**Exercise 1:** The hand surgery passage below mentions free skin grafts as a soft tissue coverage option. In one to three sentences, explain why, according to the passage, these grafts are of limited advantage.
**Exercise 2:** Translate this sentence from the hand surgery passage below into Spanish: "When a mature subperiosteal ossification (turret exostosis) is mechanically blocking extensor excursion, surgical excision is indicated."
**Exercise 3:** In the hand surgery passage below, what instruments may be used to excise the mature exostosis flush with the native cortex?

**Exercise passage:**
___

5. Soft Tissue Coverage

  • Free skin grafts (split-thickness or full-thickness) and distant flaps have been used historically, but as the literature notes, they offer only limited advantage. The donor sites for grafts often become new sites of chronic blistering and scarring.
  • Many modern centers prefer to allow the surgically created web spaces and volar defects to heal by secondary intention, utilizing advanced biologic dressings, cultured epidermal autografts, or acellular dermal matrices.

Image
Surgical planning and radiographic assessment are critical prior to undertaking complex degloving and osseous resections in the EB hand.

Surgical Technique: Excision of Turret Exostosis

When a mature subperiosteal ossification (turret exostosis) is mechanically blocking extensor excursion, surgical excision is indicated.

  1. Approach: A dorsal longitudinal or gently curved incision is made over the affected phalanx, taking extreme care with the fragile skin.
  2. Extensor Mechanism Mobilization: The extensor tendon is frequently adherent to the exostosis. A meticulous tenolysis is performed to elevate the extensor hood off the bony mass.
  3. Excision: The mature exostosis is excised flush with the native cortex of the phalanx using a sharp osteotome or a high-speed burr under continuous saline irrigation.
  4. Barrier Interposition: To prevent readherence of the extensor tendon to the raw bony bed, a small flap of local adipose tissue or a synthetic barrier membrane may be interposed.
  5. Closure: The skin is closed with fine, non-absorbable sutures (e.g., 5-0 or 6-0 nylon) using a tension-free technique.

___

(Recorded data)
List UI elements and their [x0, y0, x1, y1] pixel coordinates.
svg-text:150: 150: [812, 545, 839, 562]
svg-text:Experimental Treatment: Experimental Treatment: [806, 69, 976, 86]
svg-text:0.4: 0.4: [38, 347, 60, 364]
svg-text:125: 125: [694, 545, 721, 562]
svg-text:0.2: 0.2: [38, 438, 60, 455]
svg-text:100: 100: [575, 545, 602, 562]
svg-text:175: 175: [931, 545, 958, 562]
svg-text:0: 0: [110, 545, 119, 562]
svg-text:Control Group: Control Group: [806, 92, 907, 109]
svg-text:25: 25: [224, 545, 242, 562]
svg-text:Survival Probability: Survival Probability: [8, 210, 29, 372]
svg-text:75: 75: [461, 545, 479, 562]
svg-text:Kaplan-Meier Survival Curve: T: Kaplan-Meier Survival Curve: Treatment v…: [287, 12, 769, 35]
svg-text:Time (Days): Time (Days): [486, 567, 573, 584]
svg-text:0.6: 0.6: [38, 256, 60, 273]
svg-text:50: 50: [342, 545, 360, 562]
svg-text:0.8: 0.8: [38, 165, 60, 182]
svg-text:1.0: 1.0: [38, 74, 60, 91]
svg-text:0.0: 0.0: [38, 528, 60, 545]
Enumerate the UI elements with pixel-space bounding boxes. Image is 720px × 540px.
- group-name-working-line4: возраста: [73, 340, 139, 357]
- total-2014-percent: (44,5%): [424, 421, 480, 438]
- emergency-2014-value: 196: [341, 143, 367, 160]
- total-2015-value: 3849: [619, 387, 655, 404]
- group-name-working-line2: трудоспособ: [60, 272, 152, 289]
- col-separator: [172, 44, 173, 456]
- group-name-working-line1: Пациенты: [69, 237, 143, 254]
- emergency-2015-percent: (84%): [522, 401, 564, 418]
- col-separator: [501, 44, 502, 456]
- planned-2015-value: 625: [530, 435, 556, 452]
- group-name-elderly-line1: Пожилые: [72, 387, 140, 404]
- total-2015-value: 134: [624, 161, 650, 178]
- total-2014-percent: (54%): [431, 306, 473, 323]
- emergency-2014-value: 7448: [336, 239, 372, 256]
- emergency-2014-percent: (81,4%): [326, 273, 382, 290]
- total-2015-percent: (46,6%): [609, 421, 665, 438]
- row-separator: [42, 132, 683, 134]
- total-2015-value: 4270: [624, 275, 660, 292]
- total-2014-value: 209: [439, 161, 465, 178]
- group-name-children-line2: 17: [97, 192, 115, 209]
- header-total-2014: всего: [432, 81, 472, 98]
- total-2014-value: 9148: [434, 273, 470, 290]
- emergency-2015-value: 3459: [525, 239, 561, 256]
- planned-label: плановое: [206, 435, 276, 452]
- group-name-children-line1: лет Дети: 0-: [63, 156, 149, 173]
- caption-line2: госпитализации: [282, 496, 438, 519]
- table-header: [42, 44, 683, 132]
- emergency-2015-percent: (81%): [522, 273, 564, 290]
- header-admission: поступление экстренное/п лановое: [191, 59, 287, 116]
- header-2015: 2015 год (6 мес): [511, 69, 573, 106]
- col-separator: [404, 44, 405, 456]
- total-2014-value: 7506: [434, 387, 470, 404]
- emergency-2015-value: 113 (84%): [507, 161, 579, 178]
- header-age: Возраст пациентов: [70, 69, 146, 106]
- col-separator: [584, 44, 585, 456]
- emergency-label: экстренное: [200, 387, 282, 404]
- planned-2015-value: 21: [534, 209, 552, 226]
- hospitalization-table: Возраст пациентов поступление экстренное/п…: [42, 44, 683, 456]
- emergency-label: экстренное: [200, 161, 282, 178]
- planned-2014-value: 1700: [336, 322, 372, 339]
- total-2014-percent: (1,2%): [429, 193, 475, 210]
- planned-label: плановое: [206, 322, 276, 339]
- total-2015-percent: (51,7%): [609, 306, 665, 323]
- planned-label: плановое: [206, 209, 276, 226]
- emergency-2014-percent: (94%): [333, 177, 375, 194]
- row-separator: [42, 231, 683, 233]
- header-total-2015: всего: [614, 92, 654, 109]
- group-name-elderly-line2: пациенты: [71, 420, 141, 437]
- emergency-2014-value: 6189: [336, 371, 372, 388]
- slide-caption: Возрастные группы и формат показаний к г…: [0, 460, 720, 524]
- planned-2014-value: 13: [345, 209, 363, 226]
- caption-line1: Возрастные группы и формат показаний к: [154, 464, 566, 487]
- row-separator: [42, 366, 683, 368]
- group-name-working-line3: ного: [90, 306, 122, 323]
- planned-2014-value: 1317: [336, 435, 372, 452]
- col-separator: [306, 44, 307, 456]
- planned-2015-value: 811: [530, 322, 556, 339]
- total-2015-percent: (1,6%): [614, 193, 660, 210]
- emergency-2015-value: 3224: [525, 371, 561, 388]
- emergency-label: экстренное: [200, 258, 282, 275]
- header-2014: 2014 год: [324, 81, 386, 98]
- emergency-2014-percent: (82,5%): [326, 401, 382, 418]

___

**Written answer 1:** The donor sites for free skin grafts often become new sites of chronic blistering and scarring. This gives them only limited advantage.

**Written answer 2:** Cuando una osificación subperióstica madura (exostosis en torreta) bloquea mecánicamente la excursión de los extensores, está indicada la escisión quirúrgica.

**Written answer 3:** A sharp osteotome or a high-speed burr, used under continuous saline irrigation.